WHAT TO WORK ON:
Print every record below exactly as written.

+ + + + +

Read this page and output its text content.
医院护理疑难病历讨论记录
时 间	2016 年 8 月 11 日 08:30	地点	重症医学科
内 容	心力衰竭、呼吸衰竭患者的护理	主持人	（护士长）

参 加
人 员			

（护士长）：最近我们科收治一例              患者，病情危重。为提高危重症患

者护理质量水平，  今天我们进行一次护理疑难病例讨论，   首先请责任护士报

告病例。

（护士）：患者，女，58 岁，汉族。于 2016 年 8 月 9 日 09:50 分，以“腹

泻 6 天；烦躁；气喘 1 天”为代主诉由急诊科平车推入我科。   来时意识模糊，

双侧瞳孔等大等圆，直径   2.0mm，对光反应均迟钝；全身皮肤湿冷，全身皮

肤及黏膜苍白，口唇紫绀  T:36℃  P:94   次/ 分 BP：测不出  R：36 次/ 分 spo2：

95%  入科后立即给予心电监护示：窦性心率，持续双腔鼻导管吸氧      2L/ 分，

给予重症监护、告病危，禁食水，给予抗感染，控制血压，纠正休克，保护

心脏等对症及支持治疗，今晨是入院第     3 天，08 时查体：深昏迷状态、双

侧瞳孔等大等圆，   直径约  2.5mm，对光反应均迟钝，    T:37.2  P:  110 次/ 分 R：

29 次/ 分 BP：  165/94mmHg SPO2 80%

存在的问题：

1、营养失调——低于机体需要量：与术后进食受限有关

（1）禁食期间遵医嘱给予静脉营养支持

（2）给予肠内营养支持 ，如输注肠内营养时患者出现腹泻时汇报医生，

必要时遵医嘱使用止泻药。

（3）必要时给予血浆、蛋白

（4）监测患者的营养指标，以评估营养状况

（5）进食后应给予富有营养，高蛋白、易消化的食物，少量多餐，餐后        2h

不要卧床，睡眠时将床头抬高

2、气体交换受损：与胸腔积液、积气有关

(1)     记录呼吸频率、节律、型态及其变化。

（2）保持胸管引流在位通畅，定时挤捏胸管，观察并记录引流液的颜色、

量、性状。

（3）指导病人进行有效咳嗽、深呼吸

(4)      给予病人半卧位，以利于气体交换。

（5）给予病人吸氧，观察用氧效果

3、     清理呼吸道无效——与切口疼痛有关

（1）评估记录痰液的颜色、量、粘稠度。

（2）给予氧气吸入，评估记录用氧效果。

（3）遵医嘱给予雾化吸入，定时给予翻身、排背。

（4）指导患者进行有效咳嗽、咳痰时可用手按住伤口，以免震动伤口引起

+ + + + +

EXERCISE RESPONSE:
Read this page and output its text content.
医院护理疑难病历讨论记录
时 间	2016 年 8 月 11 日 08:30	地点	重症医学科
内 容	心力衰竭、呼吸衰竭患者的护理	主持人	（护士长）

参 加
人 员			

（护士长）：最近我们科收治一例              患者，病情危重。为提高危重症患

者护理质量水平，  今天我们进行一次护理疑难病例讨论，   首先请责任护士报

告病例。

（护士）：患者，女，58 岁，汉族。于 2016 年 8 月 9 日 09:50 分，以“腹

泻 6 天；烦躁；气喘 1 天”为代主诉由急诊科平车推入我科。   来时意识模糊，

双侧瞳孔等大等圆，直径   2.0mm，对光反应均迟钝；全身皮肤湿冷，全身皮

肤及黏膜苍白，口唇紫绀  T:36℃  P:94   次/ 分 BP：测不出  R：36 次/ 分 spo2：

95%  入科后立即给予心电监护示：窦性心率，持续双腔鼻导管吸氧      2L/ 分，

给予重症监护、告病危，禁食水，给予抗感染，控制血压，纠正休克，保护

心脏等对症及支持治疗，今晨是入院第     3 天，08 时查体：深昏迷状态、双

侧瞳孔等大等圆，   直径约  2.5mm，对光反应均迟钝，    T:37.2  P:  110 次/ 分 R：

29 次/ 分 BP：  165/94mmHg SPO2 80%

存在的问题：

1、营养失调——低于机体需要量：与术后进食受限有关

（1）禁食期间遵医嘱给予静脉营养支持

（2）给予肠内营养支持 ，如输注肠内营养时患者出现腹泻时汇报医生，

必要时遵医嘱使用止泻药。

（3）必要时给予血浆、蛋白

（4）监测患者的营养指标，以评估营养状况

（5）进食后应给予富有营养，高蛋白、易消化的食物，少量多餐，餐后        2h

不要卧床，睡眠时将床头抬高

2、气体交换受损：与胸腔积液、积气有关

(1)     记录呼吸频率、节律、型态及其变化。

（2）保持胸管引流在位通畅，定时挤捏胸管，观察并记录引流液的颜色、

量、性状。

（3）指导病人进行有效咳嗽、深呼吸

(4)      给予病人半卧位，以利于气体交换。

（5）给予病人吸氧，观察用氧效果

3、     清理呼吸道无效——与切口疼痛有关

（1）评估记录痰液的颜色、量、粘稠度。

（2）给予氧气吸入，评估记录用氧效果。

（3）遵医嘱给予雾化吸入，定时给予翻身、排背。

（4）指导患者进行有效咳嗽、咳痰时可用手按住伤口，以免震动伤口引起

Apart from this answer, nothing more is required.